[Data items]
╔══

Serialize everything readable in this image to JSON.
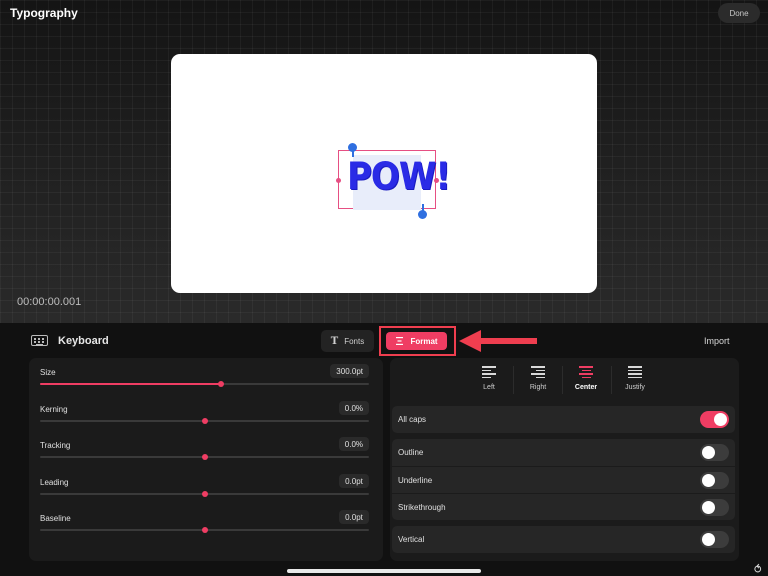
{
  "header": {
    "title": "Typography",
    "done_label": "Done"
  },
  "canvas": {
    "text": "POW!",
    "timecode": "00:00:00.001"
  },
  "toolbar": {
    "keyboard_label": "Keyboard",
    "fonts_label": "Fonts",
    "format_label": "Format",
    "import_label": "Import"
  },
  "sliders": [
    {
      "label": "Size",
      "value": "300.0pt",
      "level": 0.55
    },
    {
      "label": "Kerning",
      "value": "0.0%",
      "level": 0.5
    },
    {
      "label": "Tracking",
      "value": "0.0%",
      "level": 0.5
    },
    {
      "label": "Leading",
      "value": "0.0pt",
      "level": 0.5
    },
    {
      "label": "Baseline",
      "value": "0.0pt",
      "level": 0.5
    }
  ],
  "alignment": {
    "options": [
      {
        "label": "Left",
        "icon": "align-left-icon"
      },
      {
        "label": "Right",
        "icon": "align-right-icon"
      },
      {
        "label": "Center",
        "icon": "align-center-icon",
        "active": true
      },
      {
        "label": "Justify",
        "icon": "align-justify-icon"
      }
    ]
  },
  "toggles": {
    "all_caps": {
      "label": "All caps",
      "on": true
    },
    "outline": {
      "label": "Outline",
      "on": false
    },
    "underline": {
      "label": "Underline",
      "on": false
    },
    "strikethrough": {
      "label": "Strikethrough",
      "on": false
    },
    "vertical": {
      "label": "Vertical",
      "on": false
    }
  },
  "colors": {
    "accent": "#ef3d63",
    "text_color": "#2a2be6",
    "highlight": "#ef3e4f"
  }
}
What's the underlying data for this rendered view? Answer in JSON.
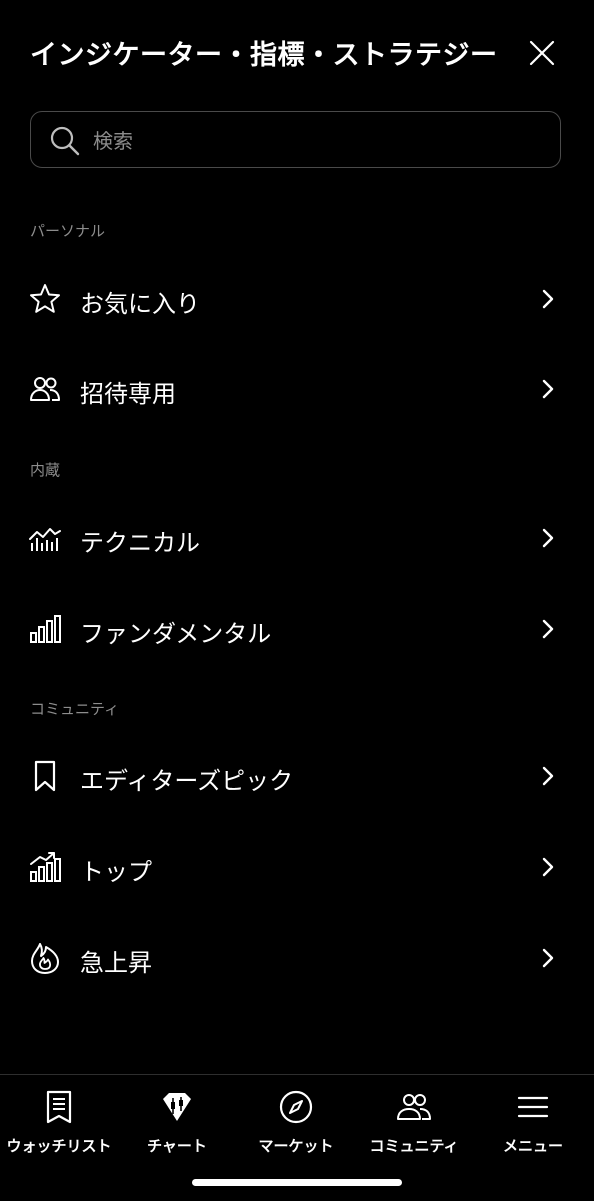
{
  "header": {
    "title": "インジケーター・指標・ストラテジー"
  },
  "search": {
    "placeholder": "検索",
    "value": ""
  },
  "sections": {
    "personal": {
      "label": "パーソナル",
      "items": [
        {
          "label": "お気に入り",
          "icon": "star-icon"
        },
        {
          "label": "招待専用",
          "icon": "users-icon"
        }
      ]
    },
    "builtin": {
      "label": "内蔵",
      "items": [
        {
          "label": "テクニカル",
          "icon": "technical-chart-icon"
        },
        {
          "label": "ファンダメンタル",
          "icon": "bar-chart-icon"
        }
      ]
    },
    "community": {
      "label": "コミュニティ",
      "items": [
        {
          "label": "エディターズピック",
          "icon": "bookmark-icon"
        },
        {
          "label": "トップ",
          "icon": "trending-bars-icon"
        },
        {
          "label": "急上昇",
          "icon": "flame-icon"
        }
      ]
    }
  },
  "tabbar": {
    "tabs": [
      {
        "label": "ウォッチリスト",
        "icon": "watchlist-icon"
      },
      {
        "label": "チャート",
        "icon": "chart-candles-icon"
      },
      {
        "label": "マーケット",
        "icon": "compass-icon"
      },
      {
        "label": "コミュニティ",
        "icon": "community-icon"
      },
      {
        "label": "メニュー",
        "icon": "menu-icon"
      }
    ]
  },
  "colors": {
    "background": "#000000",
    "text": "#ffffff",
    "secondary_text": "#8d8d8d",
    "border": "#4a4a4a"
  }
}
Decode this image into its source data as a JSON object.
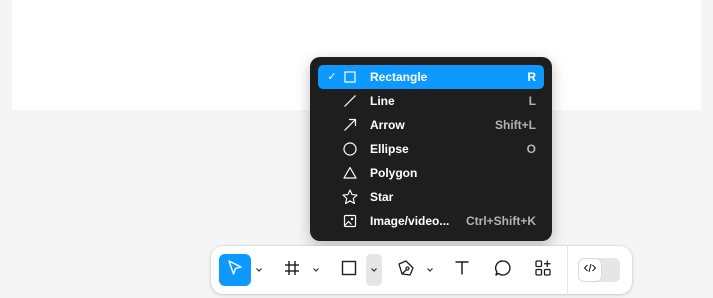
{
  "canvas": {
    "frame_color": "#ffffff",
    "background": "#f5f5f5"
  },
  "shape_menu": {
    "items": [
      {
        "label": "Rectangle",
        "shortcut": "R",
        "icon": "rectangle-icon",
        "checked": true
      },
      {
        "label": "Line",
        "shortcut": "L",
        "icon": "line-icon",
        "checked": false
      },
      {
        "label": "Arrow",
        "shortcut": "Shift+L",
        "icon": "arrow-icon",
        "checked": false
      },
      {
        "label": "Ellipse",
        "shortcut": "O",
        "icon": "ellipse-icon",
        "checked": false
      },
      {
        "label": "Polygon",
        "shortcut": "",
        "icon": "polygon-icon",
        "checked": false
      },
      {
        "label": "Star",
        "shortcut": "",
        "icon": "star-icon",
        "checked": false
      },
      {
        "label": "Image/video...",
        "shortcut": "Ctrl+Shift+K",
        "icon": "image-icon",
        "checked": false
      }
    ],
    "check_glyph": "✓"
  },
  "toolbar": {
    "tools": [
      {
        "name": "move-tool",
        "icon": "cursor-icon",
        "selected": true,
        "has_caret": true
      },
      {
        "name": "frame-tool",
        "icon": "frame-icon",
        "selected": false,
        "has_caret": true
      },
      {
        "name": "shape-tool",
        "icon": "rectangle-icon",
        "selected": false,
        "has_caret": true,
        "caret_open": true
      },
      {
        "name": "pen-tool",
        "icon": "pen-icon",
        "selected": false,
        "has_caret": true
      },
      {
        "name": "text-tool",
        "icon": "text-icon",
        "selected": false,
        "has_caret": false
      },
      {
        "name": "comment-tool",
        "icon": "comment-icon",
        "selected": false,
        "has_caret": false
      },
      {
        "name": "actions-tool",
        "icon": "shapes-plus-icon",
        "selected": false,
        "has_caret": false
      }
    ],
    "dev_mode": {
      "icon": "code-icon",
      "enabled": false
    }
  },
  "colors": {
    "accent": "#0d99ff",
    "menu_bg": "#1e1e1e",
    "shortcut_text": "#b3b3b3"
  }
}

╚══

Prompt
Go through the data above and transcribe it in full, omitting any image.

Exercise output
Serialize everything readable in this image to JSON.
{
  "header": {
    "title": "Typography",
    "done_label": "Done"
  },
  "canvas": {
    "text": "POW!",
    "timecode": "00:00:00.001"
  },
  "toolbar": {
    "keyboard_label": "Keyboard",
    "fonts_label": "Fonts",
    "format_label": "Format",
    "import_label": "Import"
  },
  "sliders": [
    {
      "label": "Size",
      "value": "300.0pt",
      "level": 0.55
    },
    {
      "label": "Kerning",
      "value": "0.0%",
      "level": 0.5
    },
    {
      "label": "Tracking",
      "value": "0.0%",
      "level": 0.5
    },
    {
      "label": "Leading",
      "value": "0.0pt",
      "level": 0.5
    },
    {
      "label": "Baseline",
      "value": "0.0pt",
      "level": 0.5
    }
  ],
  "alignment": {
    "options": [
      {
        "label": "Left",
        "icon": "align-left-icon"
      },
      {
        "label": "Right",
        "icon": "align-right-icon"
      },
      {
        "label": "Center",
        "icon": "align-center-icon",
        "active": true
      },
      {
        "label": "Justify",
        "icon": "align-justify-icon"
      }
    ]
  },
  "toggles": {
    "all_caps": {
      "label": "All caps",
      "on": true
    },
    "outline": {
      "label": "Outline",
      "on": false
    },
    "underline": {
      "label": "Underline",
      "on": false
    },
    "strikethrough": {
      "label": "Strikethrough",
      "on": false
    },
    "vertical": {
      "label": "Vertical",
      "on": false
    }
  },
  "colors": {
    "accent": "#ef3d63",
    "text_color": "#2a2be6",
    "highlight": "#ef3e4f"
  }
}
What's the underlying data for this rendered view? Answer in JSON.
{
  "header": {
    "title": "インジケーター・指標・ストラテジー"
  },
  "search": {
    "placeholder": "検索",
    "value": ""
  },
  "sections": {
    "personal": {
      "label": "パーソナル",
      "items": [
        {
          "label": "お気に入り",
          "icon": "star-icon"
        },
        {
          "label": "招待専用",
          "icon": "users-icon"
        }
      ]
    },
    "builtin": {
      "label": "内蔵",
      "items": [
        {
          "label": "テクニカル",
          "icon": "technical-chart-icon"
        },
        {
          "label": "ファンダメンタル",
          "icon": "bar-chart-icon"
        }
      ]
    },
    "community": {
      "label": "コミュニティ",
      "items": [
        {
          "label": "エディターズピック",
          "icon": "bookmark-icon"
        },
        {
          "label": "トップ",
          "icon": "trending-bars-icon"
        },
        {
          "label": "急上昇",
          "icon": "flame-icon"
        }
      ]
    }
  },
  "tabbar": {
    "tabs": [
      {
        "label": "ウォッチリスト",
        "icon": "watchlist-icon"
      },
      {
        "label": "チャート",
        "icon": "chart-candles-icon"
      },
      {
        "label": "マーケット",
        "icon": "compass-icon"
      },
      {
        "label": "コミュニティ",
        "icon": "community-icon"
      },
      {
        "label": "メニュー",
        "icon": "menu-icon"
      }
    ]
  },
  "colors": {
    "background": "#000000",
    "text": "#ffffff",
    "secondary_text": "#8d8d8d",
    "border": "#4a4a4a"
  }
}
Decode this image into its source data as a JSON object.
{
  "canvas": {
    "frame_color": "#ffffff",
    "background": "#f5f5f5"
  },
  "shape_menu": {
    "items": [
      {
        "label": "Rectangle",
        "shortcut": "R",
        "icon": "rectangle-icon",
        "checked": true
      },
      {
        "label": "Line",
        "shortcut": "L",
        "icon": "line-icon",
        "checked": false
      },
      {
        "label": "Arrow",
        "shortcut": "Shift+L",
        "icon": "arrow-icon",
        "checked": false
      },
      {
        "label": "Ellipse",
        "shortcut": "O",
        "icon": "ellipse-icon",
        "checked": false
      },
      {
        "label": "Polygon",
        "shortcut": "",
        "icon": "polygon-icon",
        "checked": false
      },
      {
        "label": "Star",
        "shortcut": "",
        "icon": "star-icon",
        "checked": false
      },
      {
        "label": "Image/video...",
        "shortcut": "Ctrl+Shift+K",
        "icon": "image-icon",
        "checked": false
      }
    ],
    "check_glyph": "✓"
  },
  "toolbar": {
    "tools": [
      {
        "name": "move-tool",
        "icon": "cursor-icon",
        "selected": true,
        "has_caret": true
      },
      {
        "name": "frame-tool",
        "icon": "frame-icon",
        "selected": false,
        "has_caret": true
      },
      {
        "name": "shape-tool",
        "icon": "rectangle-icon",
        "selected": false,
        "has_caret": true,
        "caret_open": true
      },
      {
        "name": "pen-tool",
        "icon": "pen-icon",
        "selected": false,
        "has_caret": true
      },
      {
        "name": "text-tool",
        "icon": "text-icon",
        "selected": false,
        "has_caret": false
      },
      {
        "name": "comment-tool",
        "icon": "comment-icon",
        "selected": false,
        "has_caret": false
      },
      {
        "name": "actions-tool",
        "icon": "shapes-plus-icon",
        "selected": false,
        "has_caret": false
      }
    ],
    "dev_mode": {
      "icon": "code-icon",
      "enabled": false
    }
  },
  "colors": {
    "accent": "#0d99ff",
    "menu_bg": "#1e1e1e",
    "shortcut_text": "#b3b3b3"
  }
}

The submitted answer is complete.